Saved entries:
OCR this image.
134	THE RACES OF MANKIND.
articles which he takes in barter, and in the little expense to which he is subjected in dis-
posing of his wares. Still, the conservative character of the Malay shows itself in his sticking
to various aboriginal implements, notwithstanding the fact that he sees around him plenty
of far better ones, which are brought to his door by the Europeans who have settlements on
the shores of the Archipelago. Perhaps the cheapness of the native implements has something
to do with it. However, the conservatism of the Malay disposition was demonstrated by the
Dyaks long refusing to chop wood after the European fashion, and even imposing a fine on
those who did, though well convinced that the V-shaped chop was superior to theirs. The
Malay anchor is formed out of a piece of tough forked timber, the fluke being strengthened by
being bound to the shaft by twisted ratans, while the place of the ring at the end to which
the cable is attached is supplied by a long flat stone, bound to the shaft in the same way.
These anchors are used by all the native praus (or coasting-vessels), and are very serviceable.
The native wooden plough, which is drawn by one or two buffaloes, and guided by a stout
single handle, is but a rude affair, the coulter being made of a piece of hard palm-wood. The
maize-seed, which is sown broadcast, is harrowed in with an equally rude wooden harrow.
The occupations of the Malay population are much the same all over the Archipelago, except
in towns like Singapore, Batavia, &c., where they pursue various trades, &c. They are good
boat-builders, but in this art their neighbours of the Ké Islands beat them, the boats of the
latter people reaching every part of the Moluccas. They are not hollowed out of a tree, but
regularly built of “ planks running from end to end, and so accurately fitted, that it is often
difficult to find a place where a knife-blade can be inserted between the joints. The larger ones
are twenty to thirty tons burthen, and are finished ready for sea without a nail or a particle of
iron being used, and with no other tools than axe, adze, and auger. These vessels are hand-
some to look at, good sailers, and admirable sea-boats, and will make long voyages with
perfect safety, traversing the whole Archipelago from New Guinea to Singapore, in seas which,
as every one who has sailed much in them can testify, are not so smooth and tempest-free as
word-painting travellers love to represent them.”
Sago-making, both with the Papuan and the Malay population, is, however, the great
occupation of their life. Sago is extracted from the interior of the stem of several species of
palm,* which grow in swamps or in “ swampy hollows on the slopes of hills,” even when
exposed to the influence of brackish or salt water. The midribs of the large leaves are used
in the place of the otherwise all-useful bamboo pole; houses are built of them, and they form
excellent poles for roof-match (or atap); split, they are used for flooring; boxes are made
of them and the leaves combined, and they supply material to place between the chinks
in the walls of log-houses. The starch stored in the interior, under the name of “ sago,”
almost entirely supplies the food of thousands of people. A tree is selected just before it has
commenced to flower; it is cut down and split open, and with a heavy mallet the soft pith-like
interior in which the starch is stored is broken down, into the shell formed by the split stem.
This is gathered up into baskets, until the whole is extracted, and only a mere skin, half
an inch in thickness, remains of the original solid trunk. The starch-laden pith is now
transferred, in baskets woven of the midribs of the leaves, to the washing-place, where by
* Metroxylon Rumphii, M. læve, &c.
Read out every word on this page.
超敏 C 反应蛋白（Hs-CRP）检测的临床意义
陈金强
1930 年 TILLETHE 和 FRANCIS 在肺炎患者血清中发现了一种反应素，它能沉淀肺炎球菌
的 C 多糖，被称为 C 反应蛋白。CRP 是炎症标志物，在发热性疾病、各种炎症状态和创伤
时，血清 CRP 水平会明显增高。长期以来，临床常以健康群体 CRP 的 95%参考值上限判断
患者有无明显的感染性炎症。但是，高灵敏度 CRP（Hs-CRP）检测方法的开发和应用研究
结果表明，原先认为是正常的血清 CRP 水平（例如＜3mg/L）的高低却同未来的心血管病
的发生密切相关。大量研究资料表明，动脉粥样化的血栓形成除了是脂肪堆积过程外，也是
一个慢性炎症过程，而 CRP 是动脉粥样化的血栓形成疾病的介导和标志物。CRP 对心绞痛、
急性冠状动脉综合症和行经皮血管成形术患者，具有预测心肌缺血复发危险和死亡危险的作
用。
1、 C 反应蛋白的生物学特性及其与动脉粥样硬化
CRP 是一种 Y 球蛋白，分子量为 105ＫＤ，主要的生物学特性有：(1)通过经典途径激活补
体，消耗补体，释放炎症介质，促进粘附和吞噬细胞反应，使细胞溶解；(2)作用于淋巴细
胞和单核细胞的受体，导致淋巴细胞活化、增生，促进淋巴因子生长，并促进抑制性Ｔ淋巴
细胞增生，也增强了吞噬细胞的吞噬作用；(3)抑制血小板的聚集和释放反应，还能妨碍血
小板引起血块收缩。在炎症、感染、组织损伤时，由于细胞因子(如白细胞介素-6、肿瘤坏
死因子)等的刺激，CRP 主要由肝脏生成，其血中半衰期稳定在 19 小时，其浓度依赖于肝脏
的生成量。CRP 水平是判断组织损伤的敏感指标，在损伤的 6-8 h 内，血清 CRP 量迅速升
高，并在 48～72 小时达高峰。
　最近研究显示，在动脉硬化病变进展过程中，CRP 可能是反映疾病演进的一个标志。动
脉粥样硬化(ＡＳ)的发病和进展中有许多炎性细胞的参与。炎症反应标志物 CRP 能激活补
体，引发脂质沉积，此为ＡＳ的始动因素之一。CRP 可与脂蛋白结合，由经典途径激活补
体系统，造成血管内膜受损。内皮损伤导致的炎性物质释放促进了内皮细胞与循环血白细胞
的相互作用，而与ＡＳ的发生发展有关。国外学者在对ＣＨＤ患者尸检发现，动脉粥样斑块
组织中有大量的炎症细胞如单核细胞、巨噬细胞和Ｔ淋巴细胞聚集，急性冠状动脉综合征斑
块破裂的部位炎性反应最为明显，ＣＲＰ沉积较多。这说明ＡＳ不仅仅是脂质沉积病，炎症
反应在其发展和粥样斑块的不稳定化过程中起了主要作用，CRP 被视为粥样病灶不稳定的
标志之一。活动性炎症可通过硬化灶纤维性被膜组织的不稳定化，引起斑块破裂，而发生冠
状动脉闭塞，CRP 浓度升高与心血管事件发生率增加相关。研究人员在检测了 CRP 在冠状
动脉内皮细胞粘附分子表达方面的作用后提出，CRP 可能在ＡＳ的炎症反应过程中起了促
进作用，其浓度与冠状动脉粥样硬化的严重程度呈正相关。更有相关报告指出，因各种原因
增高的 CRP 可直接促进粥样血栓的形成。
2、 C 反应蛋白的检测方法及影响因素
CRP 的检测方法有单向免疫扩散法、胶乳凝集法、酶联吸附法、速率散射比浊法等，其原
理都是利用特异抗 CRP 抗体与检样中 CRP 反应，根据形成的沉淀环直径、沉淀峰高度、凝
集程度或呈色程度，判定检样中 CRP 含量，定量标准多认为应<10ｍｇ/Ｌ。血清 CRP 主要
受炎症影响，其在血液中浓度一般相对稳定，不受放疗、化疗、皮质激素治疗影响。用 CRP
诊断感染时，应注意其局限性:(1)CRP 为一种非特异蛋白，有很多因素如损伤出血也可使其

→ **WHAT NEEDS TO BE DONE**:
Print out all the entries precisely as written.

→ **RESPONSE**:
OCR this image.
134	THE RACES OF MANKIND.
articles which he takes in barter, and in the little expense to which he is subjected in dis-
posing of his wares. Still, the conservative character of the Malay shows itself in his sticking
to various aboriginal implements, notwithstanding the fact that he sees around him plenty
of far better ones, which are brought to his door by the Europeans who have settlements on
the shores of the Archipelago. Perhaps the cheapness of the native implements has something
to do with it. However, the conservatism of the Malay disposition was demonstrated by the
Dyaks long refusing to chop wood after the European fashion, and even imposing a fine on
those who did, though well convinced that the V-shaped chop was superior to theirs. The
Malay anchor is formed out of a piece of tough forked timber, the fluke being strengthened by
being bound to the shaft by twisted ratans, while the place of the ring at the end to which
the cable is attached is supplied by a long flat stone, bound to the shaft in the same way.
These anchors are used by all the native praus (or coasting-vessels), and are very serviceable.
The native wooden plough, which is drawn by one or two buffaloes, and guided by a stout
single handle, is but a rude affair, the coulter being made of a piece of hard palm-wood. The
maize-seed, which is sown broadcast, is harrowed in with an equally rude wooden harrow.
The occupations of the Malay population are much the same all over the Archipelago, except
in towns like Singapore, Batavia, &c., where they pursue various trades, &c. They are good
boat-builders, but in this art their neighbours of the Ké Islands beat them, the boats of the
latter people reaching every part of the Moluccas. They are not hollowed out of a tree, but
regularly built of “ planks running from end to end, and so accurately fitted, that it is often
difficult to find a place where a knife-blade can be inserted between the joints. The larger ones
are twenty to thirty tons burthen, and are finished ready for sea without a nail or a particle of
iron being used, and with no other tools than axe, adze, and auger. These vessels are hand-
some to look at, good sailers, and admirable sea-boats, and will make long voyages with
perfect safety, traversing the whole Archipelago from New Guinea to Singapore, in seas which,
as every one who has sailed much in them can testify, are not so smooth and tempest-free as
word-painting travellers love to represent them.”
Sago-making, both with the Papuan and the Malay population, is, however, the great
occupation of their life. Sago is extracted from the interior of the stem of several species of
palm,* which grow in swamps or in “ swampy hollows on the slopes of hills,” even when
exposed to the influence of brackish or salt water. The midribs of the large leaves are used
in the place of the otherwise all-useful bamboo pole; houses are built of them, and they form
excellent poles for roof-match (or atap); split, they are used for flooring; boxes are made
of them and the leaves combined, and they supply material to place between the chinks
in the walls of log-houses. The starch stored in the interior, under the name of “ sago,”
almost entirely supplies the food of thousands of people. A tree is selected just before it has
commenced to flower; it is cut down and split open, and with a heavy mallet the soft pith-like
interior in which the starch is stored is broken down, into the shell formed by the split stem.
This is gathered up into baskets, until the whole is extracted, and only a mere skin, half
an inch in thickness, remains of the original solid trunk. The starch-laden pith is now
transferred, in baskets woven of the midribs of the leaves, to the washing-place, where by
* Metroxylon Rumphii, M. læve, &c.
Read out every word on this page.
超敏 C 反应蛋白（Hs-CRP）检测的临床意义
陈金强
1930 年 TILLETHE 和 FRANCIS 在肺炎患者血清中发现了一种反应素，它能沉淀肺炎球菌
的 C 多糖，被称为 C 反应蛋白。CRP 是炎症标志物，在发热性疾病、各种炎症状态和创伤
时，血清 CRP 水平会明显增高。长期以来，临床常以健康群体 CRP 的 95%参考值上限判断
患者有无明显的感染性炎症。但是，高灵敏度 CRP（Hs-CRP）检测方法的开发和应用研究
结果表明，原先认为是正常的血清 CRP 水平（例如＜3mg/L）的高低却同未来的心血管病
的发生密切相关。大量研究资料表明，动脉粥样化的血栓形成除了是脂肪堆积过程外，也是
一个慢性炎症过程，而 CRP 是动脉粥样化的血栓形成疾病的介导和标志物。CRP 对心绞痛、
急性冠状动脉综合症和行经皮血管成形术患者，具有预测心肌缺血复发危险和死亡危险的作
用。
1、 C 反应蛋白的生物学特性及其与动脉粥样硬化
CRP 是一种 Y 球蛋白，分子量为 105ＫＤ，主要的生物学特性有：(1)通过经典途径激活补
体，消耗补体，释放炎症介质，促进粘附和吞噬细胞反应，使细胞溶解；(2)作用于淋巴细
胞和单核细胞的受体，导致淋巴细胞活化、增生，促进淋巴因子生长，并促进抑制性Ｔ淋巴
细胞增生，也增强了吞噬细胞的吞噬作用；(3)抑制血小板的聚集和释放反应，还能妨碍血
小板引起血块收缩。在炎症、感染、组织损伤时，由于细胞因子(如白细胞介素-6、肿瘤坏
死因子)等的刺激，CRP 主要由肝脏生成，其血中半衰期稳定在 19 小时，其浓度依赖于肝脏
的生成量。CRP 水平是判断组织损伤的敏感指标，在损伤的 6-8 h 内，血清 CRP 量迅速升
高，并在 48～72 小时达高峰。
　最近研究显示，在动脉硬化病变进展过程中，CRP 可能是反映疾病演进的一个标志。动
脉粥样硬化(ＡＳ)的发病和进展中有许多炎性细胞的参与。炎症反应标志物 CRP 能激活补
体，引发脂质沉积，此为ＡＳ的始动因素之一。CRP 可与脂蛋白结合，由经典途径激活补
体系统，造成血管内膜受损。内皮损伤导致的炎性物质释放促进了内皮细胞与循环血白细胞
的相互作用，而与ＡＳ的发生发展有关。国外学者在对ＣＨＤ患者尸检发现，动脉粥样斑块
组织中有大量的炎症细胞如单核细胞、巨噬细胞和Ｔ淋巴细胞聚集，急性冠状动脉综合征斑
块破裂的部位炎性反应最为明显，ＣＲＰ沉积较多。这说明ＡＳ不仅仅是脂质沉积病，炎症
反应在其发展和粥样斑块的不稳定化过程中起了主要作用，CRP 被视为粥样病灶不稳定的
标志之一。活动性炎症可通过硬化灶纤维性被膜组织的不稳定化，引起斑块破裂，而发生冠
状动脉闭塞，CRP 浓度升高与心血管事件发生率增加相关。研究人员在检测了 CRP 在冠状
动脉内皮细胞粘附分子表达方面的作用后提出，CRP 可能在ＡＳ的炎症反应过程中起了促
进作用，其浓度与冠状动脉粥样硬化的严重程度呈正相关。更有相关报告指出，因各种原因
增高的 CRP 可直接促进粥样血栓的形成。
2、 C 反应蛋白的检测方法及影响因素
CRP 的检测方法有单向免疫扩散法、胶乳凝集法、酶联吸附法、速率散射比浊法等，其原
理都是利用特异抗 CRP 抗体与检样中 CRP 反应，根据形成的沉淀环直径、沉淀峰高度、凝
集程度或呈色程度，判定检样中 CRP 含量，定量标准多认为应<10ｍｇ/Ｌ。血清 CRP 主要
受炎症影响，其在血液中浓度一般相对稳定，不受放疗、化疗、皮质激素治疗影响。用 CRP
诊断感染时，应注意其局限性:(1)CRP 为一种非特异蛋白，有很多因素如损伤出血也可使其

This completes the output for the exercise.